§ **WORK TO COMPLETE**
Determine how many lines of the material hold the string "time" and reply with only that number.

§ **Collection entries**
----------------

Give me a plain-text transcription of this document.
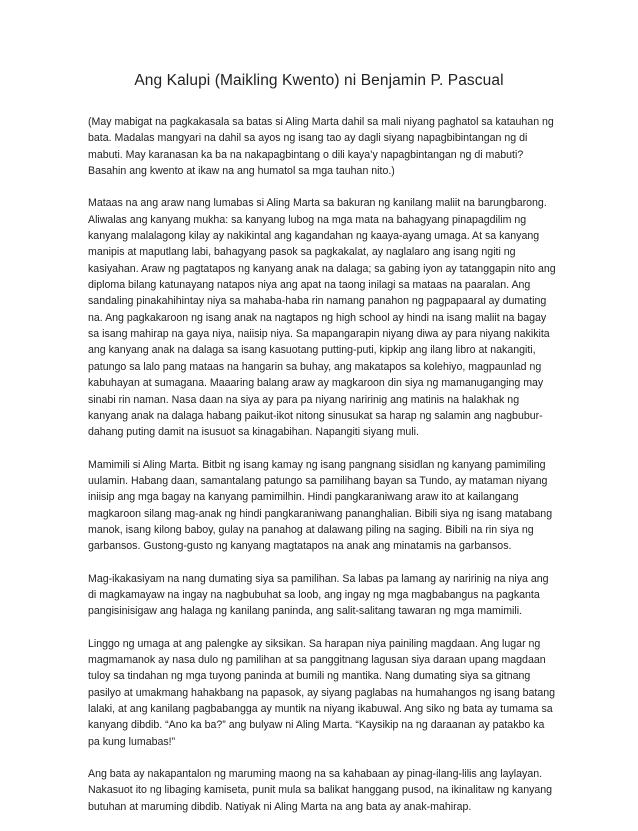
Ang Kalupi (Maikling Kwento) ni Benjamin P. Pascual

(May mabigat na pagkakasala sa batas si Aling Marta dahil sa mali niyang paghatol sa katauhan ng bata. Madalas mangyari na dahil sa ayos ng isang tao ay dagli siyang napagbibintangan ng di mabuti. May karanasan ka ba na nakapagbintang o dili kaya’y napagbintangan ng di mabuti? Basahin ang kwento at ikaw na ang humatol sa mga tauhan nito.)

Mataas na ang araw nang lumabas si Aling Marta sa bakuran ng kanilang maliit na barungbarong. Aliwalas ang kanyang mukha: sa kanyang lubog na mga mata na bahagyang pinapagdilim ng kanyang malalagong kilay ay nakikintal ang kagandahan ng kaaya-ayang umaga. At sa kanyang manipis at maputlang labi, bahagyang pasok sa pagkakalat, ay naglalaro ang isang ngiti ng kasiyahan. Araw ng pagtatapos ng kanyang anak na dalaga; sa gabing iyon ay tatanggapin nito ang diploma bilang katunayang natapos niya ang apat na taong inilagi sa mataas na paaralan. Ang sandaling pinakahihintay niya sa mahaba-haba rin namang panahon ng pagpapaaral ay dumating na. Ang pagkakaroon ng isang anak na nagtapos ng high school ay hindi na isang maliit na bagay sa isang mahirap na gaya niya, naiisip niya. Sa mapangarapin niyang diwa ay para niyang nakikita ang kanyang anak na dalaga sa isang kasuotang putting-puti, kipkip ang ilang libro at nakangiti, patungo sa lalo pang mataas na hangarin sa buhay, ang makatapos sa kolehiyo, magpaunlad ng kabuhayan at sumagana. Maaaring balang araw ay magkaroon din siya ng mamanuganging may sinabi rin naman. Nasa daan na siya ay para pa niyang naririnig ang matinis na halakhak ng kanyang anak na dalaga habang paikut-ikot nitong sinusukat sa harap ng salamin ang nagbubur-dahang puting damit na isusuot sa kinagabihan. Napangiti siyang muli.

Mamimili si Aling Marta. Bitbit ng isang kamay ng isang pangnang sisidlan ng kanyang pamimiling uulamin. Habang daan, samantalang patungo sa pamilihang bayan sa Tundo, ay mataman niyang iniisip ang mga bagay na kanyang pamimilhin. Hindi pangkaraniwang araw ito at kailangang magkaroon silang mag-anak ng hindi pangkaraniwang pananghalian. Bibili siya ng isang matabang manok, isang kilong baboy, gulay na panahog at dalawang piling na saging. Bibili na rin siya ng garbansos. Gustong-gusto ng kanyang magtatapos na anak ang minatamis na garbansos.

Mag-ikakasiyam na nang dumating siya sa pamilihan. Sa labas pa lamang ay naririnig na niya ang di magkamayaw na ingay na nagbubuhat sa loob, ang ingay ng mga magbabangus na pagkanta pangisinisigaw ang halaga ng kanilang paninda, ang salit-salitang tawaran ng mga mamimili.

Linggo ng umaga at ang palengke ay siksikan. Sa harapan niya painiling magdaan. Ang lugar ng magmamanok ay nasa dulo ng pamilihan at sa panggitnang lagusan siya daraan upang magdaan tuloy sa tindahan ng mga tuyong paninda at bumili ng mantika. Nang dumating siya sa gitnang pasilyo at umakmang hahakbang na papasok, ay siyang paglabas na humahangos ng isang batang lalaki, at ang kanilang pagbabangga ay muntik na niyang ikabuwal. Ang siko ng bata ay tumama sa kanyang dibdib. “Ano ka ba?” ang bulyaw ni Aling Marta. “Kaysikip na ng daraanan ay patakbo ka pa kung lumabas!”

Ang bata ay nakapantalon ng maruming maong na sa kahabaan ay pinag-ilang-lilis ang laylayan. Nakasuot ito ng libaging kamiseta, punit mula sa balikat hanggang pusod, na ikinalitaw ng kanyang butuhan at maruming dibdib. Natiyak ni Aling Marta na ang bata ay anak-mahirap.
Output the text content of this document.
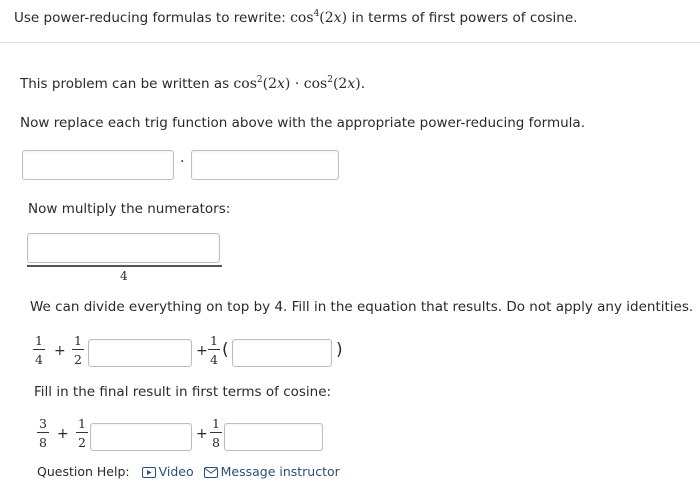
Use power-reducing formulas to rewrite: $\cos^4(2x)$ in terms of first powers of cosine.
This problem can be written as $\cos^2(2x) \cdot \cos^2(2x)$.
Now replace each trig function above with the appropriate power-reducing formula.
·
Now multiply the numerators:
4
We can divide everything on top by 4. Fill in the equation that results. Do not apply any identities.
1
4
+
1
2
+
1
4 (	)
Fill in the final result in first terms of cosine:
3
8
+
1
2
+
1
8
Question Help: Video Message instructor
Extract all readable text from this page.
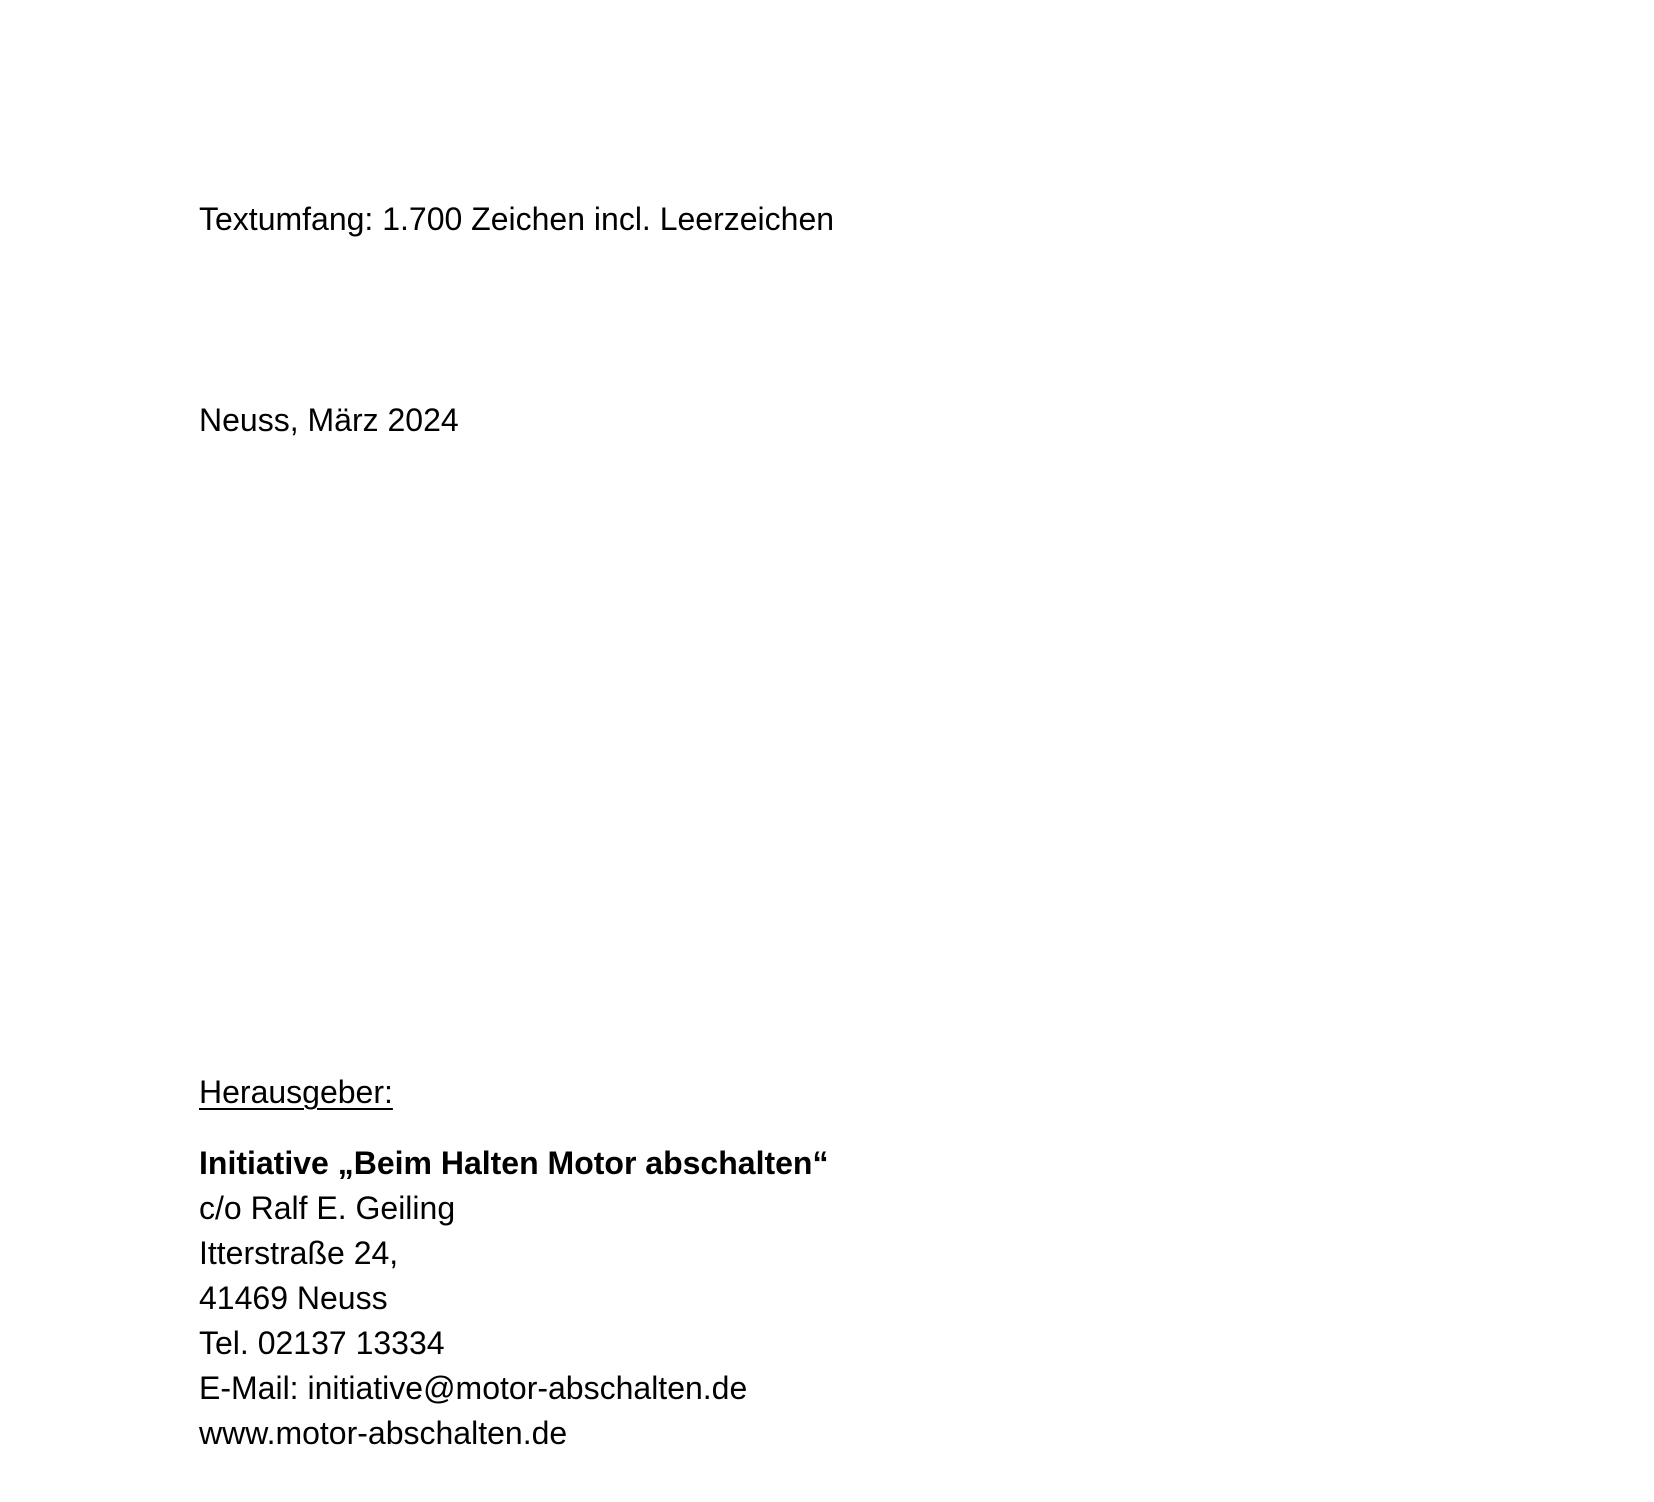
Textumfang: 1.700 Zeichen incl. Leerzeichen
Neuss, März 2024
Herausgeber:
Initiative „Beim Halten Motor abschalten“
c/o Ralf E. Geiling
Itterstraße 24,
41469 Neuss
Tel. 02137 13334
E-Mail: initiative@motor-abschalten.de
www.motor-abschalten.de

----------------

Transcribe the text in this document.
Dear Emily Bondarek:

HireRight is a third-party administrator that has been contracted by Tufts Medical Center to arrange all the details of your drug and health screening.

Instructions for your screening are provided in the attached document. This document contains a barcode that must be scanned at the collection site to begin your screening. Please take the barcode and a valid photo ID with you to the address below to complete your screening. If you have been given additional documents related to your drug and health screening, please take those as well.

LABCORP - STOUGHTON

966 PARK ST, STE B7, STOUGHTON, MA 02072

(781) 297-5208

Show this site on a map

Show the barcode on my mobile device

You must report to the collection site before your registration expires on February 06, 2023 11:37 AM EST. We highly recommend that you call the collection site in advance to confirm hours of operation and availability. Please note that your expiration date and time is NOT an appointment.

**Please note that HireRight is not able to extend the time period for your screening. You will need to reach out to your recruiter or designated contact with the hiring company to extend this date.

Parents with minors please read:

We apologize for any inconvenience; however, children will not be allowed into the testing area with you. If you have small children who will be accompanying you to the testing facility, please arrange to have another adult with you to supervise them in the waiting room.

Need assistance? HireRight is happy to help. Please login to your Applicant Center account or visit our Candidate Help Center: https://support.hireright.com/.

----------------

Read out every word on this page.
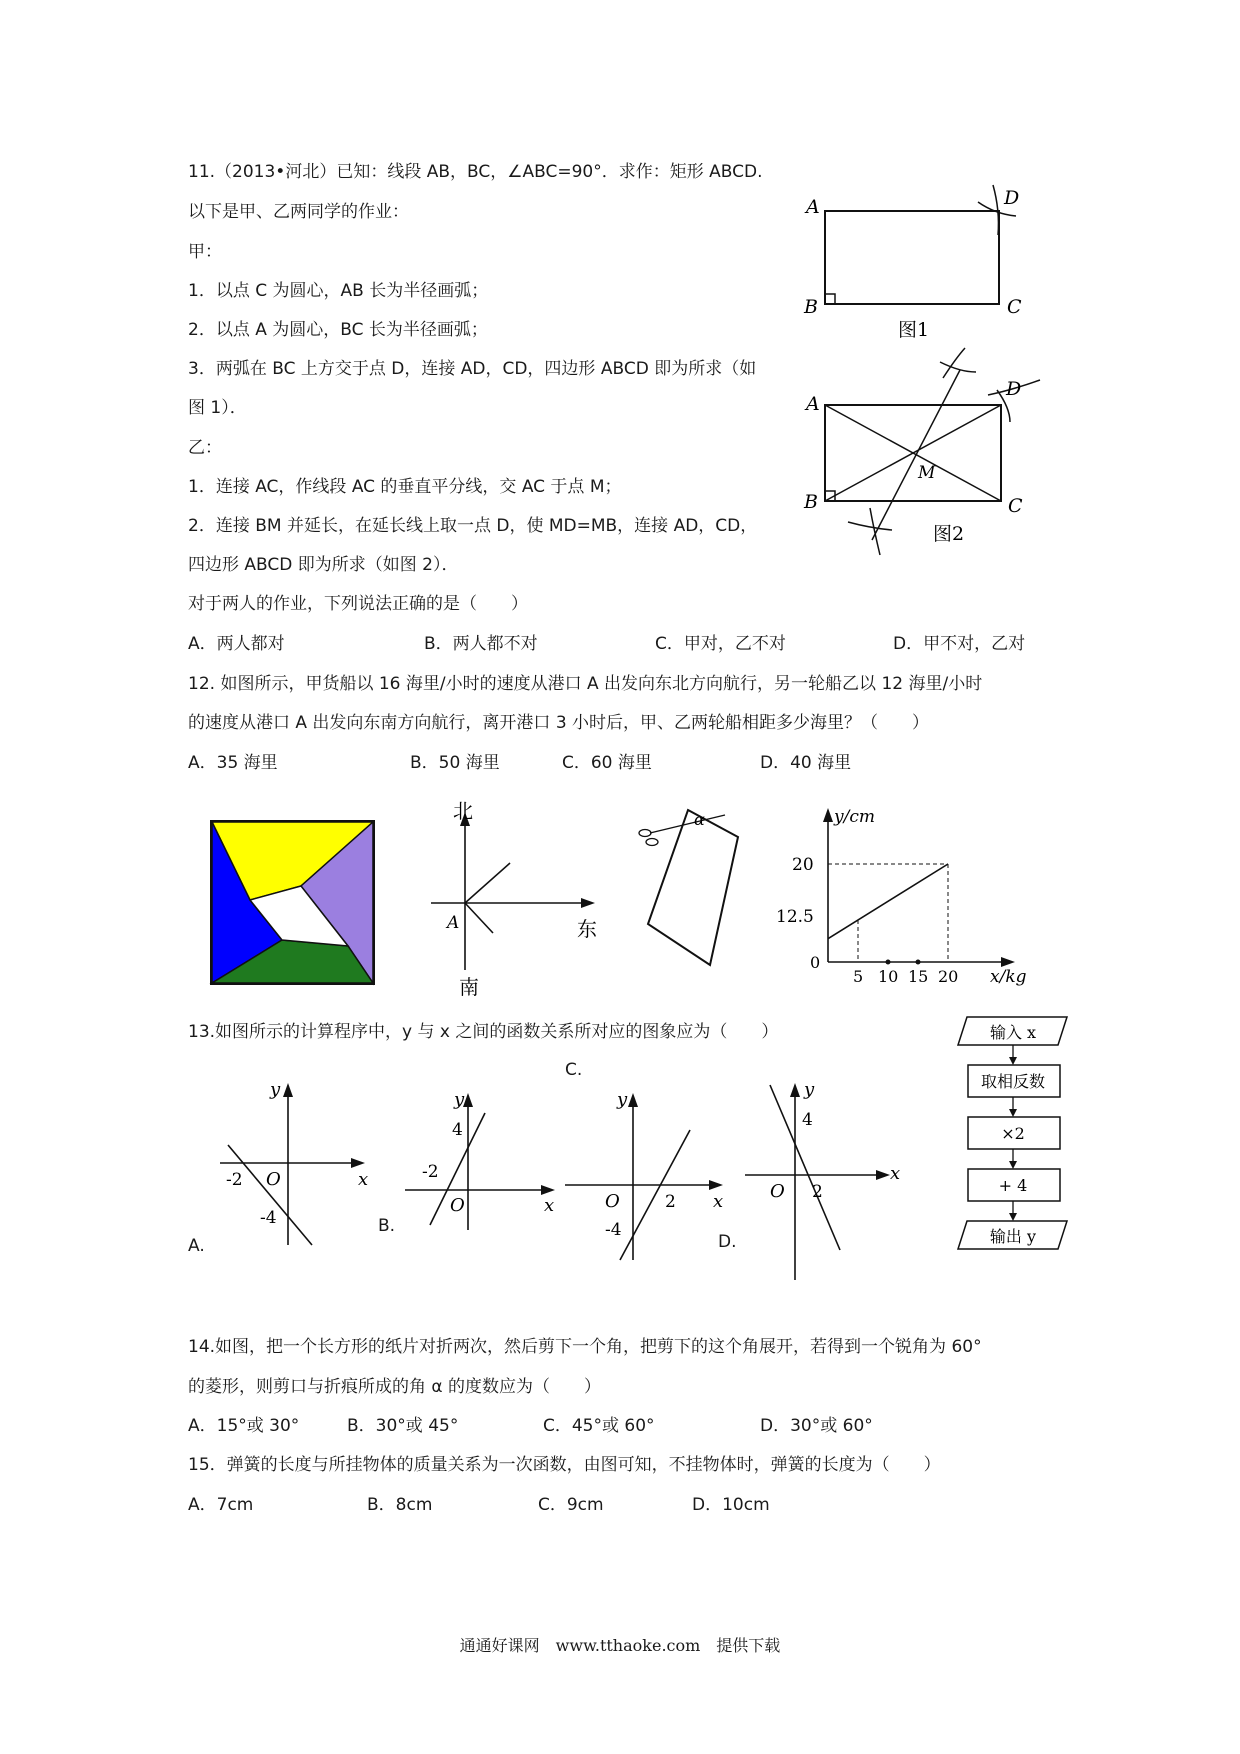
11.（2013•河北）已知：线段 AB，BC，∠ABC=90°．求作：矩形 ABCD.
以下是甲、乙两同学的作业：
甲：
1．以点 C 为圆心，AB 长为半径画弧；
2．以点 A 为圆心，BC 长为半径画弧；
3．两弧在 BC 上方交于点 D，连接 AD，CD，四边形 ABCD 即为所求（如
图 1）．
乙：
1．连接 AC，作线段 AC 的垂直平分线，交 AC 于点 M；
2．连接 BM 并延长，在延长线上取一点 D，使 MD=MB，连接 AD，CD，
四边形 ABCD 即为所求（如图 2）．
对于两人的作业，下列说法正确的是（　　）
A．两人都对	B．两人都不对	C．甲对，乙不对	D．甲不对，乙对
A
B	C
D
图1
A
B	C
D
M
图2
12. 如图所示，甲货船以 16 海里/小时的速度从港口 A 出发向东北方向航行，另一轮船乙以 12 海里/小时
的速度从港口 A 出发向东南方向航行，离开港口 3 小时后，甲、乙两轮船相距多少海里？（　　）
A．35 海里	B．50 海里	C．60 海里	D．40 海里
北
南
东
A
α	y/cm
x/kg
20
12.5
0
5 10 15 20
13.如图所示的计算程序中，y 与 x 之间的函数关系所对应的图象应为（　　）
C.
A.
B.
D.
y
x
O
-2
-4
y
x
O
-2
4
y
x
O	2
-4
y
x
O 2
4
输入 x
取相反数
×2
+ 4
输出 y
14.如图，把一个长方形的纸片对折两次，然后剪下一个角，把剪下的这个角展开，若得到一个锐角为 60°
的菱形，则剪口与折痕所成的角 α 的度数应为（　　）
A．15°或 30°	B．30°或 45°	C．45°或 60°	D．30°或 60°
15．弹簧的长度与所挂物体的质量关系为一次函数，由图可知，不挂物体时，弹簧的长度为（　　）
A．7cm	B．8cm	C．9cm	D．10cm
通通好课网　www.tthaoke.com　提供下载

----------------

§ **ANSWER FOR THIS EXERCISE**
2